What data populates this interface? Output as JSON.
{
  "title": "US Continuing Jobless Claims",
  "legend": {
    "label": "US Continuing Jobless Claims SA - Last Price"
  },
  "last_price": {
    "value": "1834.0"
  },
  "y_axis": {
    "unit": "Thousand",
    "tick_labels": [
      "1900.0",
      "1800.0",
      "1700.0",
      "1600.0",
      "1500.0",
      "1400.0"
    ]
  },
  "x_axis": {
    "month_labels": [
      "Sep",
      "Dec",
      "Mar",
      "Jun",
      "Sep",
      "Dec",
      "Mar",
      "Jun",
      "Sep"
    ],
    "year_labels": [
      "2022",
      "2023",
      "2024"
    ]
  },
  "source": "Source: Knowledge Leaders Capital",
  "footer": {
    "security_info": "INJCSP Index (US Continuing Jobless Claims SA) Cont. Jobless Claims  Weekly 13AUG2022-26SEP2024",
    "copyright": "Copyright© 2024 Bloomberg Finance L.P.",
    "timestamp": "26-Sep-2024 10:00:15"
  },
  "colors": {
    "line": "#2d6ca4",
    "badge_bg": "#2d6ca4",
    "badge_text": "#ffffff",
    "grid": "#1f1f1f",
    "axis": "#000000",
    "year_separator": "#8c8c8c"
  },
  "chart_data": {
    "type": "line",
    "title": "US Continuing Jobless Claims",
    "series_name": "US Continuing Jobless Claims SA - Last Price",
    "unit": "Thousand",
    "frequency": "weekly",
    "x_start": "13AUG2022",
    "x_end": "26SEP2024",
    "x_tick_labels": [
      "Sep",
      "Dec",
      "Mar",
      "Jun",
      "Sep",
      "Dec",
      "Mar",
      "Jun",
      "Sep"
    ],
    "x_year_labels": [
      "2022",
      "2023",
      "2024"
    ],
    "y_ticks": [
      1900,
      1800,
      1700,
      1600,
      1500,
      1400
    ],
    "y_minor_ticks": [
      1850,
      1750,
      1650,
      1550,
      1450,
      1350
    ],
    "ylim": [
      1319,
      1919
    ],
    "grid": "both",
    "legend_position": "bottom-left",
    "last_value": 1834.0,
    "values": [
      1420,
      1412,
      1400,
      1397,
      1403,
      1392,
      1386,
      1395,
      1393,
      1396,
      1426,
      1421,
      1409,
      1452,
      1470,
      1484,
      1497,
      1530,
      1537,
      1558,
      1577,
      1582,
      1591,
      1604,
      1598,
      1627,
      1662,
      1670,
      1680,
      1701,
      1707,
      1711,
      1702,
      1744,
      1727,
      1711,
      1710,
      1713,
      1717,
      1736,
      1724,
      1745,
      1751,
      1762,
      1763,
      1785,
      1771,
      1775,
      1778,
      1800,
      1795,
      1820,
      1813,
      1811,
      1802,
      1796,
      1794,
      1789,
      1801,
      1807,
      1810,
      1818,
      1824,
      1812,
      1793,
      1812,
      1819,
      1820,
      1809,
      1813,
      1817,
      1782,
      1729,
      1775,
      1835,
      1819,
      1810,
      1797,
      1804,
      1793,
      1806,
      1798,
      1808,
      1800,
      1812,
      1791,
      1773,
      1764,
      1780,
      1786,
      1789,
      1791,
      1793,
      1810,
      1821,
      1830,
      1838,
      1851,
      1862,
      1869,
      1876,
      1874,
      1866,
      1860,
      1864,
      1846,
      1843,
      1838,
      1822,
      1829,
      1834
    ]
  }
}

____

**DO THIS**
Print the whole listing again, exactly.

**TASK ANSWER**
What data populates this interface? Output as JSON.
{
  "title": "US Continuing Jobless Claims",
  "legend": {
    "label": "US Continuing Jobless Claims SA - Last Price"
  },
  "last_price": {
    "value": "1834.0"
  },
  "y_axis": {
    "unit": "Thousand",
    "tick_labels": [
      "1900.0",
      "1800.0",
      "1700.0",
      "1600.0",
      "1500.0",
      "1400.0"
    ]
  },
  "x_axis": {
    "month_labels": [
      "Sep",
      "Dec",
      "Mar",
      "Jun",
      "Sep",
      "Dec",
      "Mar",
      "Jun",
      "Sep"
    ],
    "year_labels": [
      "2022",
      "2023",
      "2024"
    ]
  },
  "source": "Source: Knowledge Leaders Capital",
  "footer": {
    "security_info": "INJCSP Index (US Continuing Jobless Claims SA) Cont. Jobless Claims  Weekly 13AUG2022-26SEP2024",
    "copyright": "Copyright© 2024 Bloomberg Finance L.P.",
    "timestamp": "26-Sep-2024 10:00:15"
  },
  "colors": {
    "line": "#2d6ca4",
    "badge_bg": "#2d6ca4",
    "badge_text": "#ffffff",
    "grid": "#1f1f1f",
    "axis": "#000000",
    "year_separator": "#8c8c8c"
  },
  "chart_data": {
    "type": "line",
    "title": "US Continuing Jobless Claims",
    "series_name": "US Continuing Jobless Claims SA - Last Price",
    "unit": "Thousand",
    "frequency": "weekly",
    "x_start": "13AUG2022",
    "x_end": "26SEP2024",
    "x_tick_labels": [
      "Sep",
      "Dec",
      "Mar",
      "Jun",
      "Sep",
      "Dec",
      "Mar",
      "Jun",
      "Sep"
    ],
    "x_year_labels": [
      "2022",
      "2023",
      "2024"
    ],
    "y_ticks": [
      1900,
      1800,
      1700,
      1600,
      1500,
      1400
    ],
    "y_minor_ticks": [
      1850,
      1750,
      1650,
      1550,
      1450,
      1350
    ],
    "ylim": [
      1319,
      1919
    ],
    "grid": "both",
    "legend_position": "bottom-left",
    "last_value": 1834.0,
    "values": [
      1420,
      1412,
      1400,
      1397,
      1403,
      1392,
      1386,
      1395,
      1393,
      1396,
      1426,
      1421,
      1409,
      1452,
      1470,
      1484,
      1497,
      1530,
      1537,
      1558,
      1577,
      1582,
      1591,
      1604,
      1598,
      1627,
      1662,
      1670,
      1680,
      1701,
      1707,
      1711,
      1702,
      1744,
      1727,
      1711,
      1710,
      1713,
      1717,
      1736,
      1724,
      1745,
      1751,
      1762,
      1763,
      1785,
      1771,
      1775,
      1778,
      1800,
      1795,
      1820,
      1813,
      1811,
      1802,
      1796,
      1794,
      1789,
      1801,
      1807,
      1810,
      1818,
      1824,
      1812,
      1793,
      1812,
      1819,
      1820,
      1809,
      1813,
      1817,
      1782,
      1729,
      1775,
      1835,
      1819,
      1810,
      1797,
      1804,
      1793,
      1806,
      1798,
      1808,
      1800,
      1812,
      1791,
      1773,
      1764,
      1780,
      1786,
      1789,
      1791,
      1793,
      1810,
      1821,
      1830,
      1838,
      1851,
      1862,
      1869,
      1876,
      1874,
      1866,
      1860,
      1864,
      1846,
      1843,
      1838,
      1822,
      1829,
      1834
    ]
  }
}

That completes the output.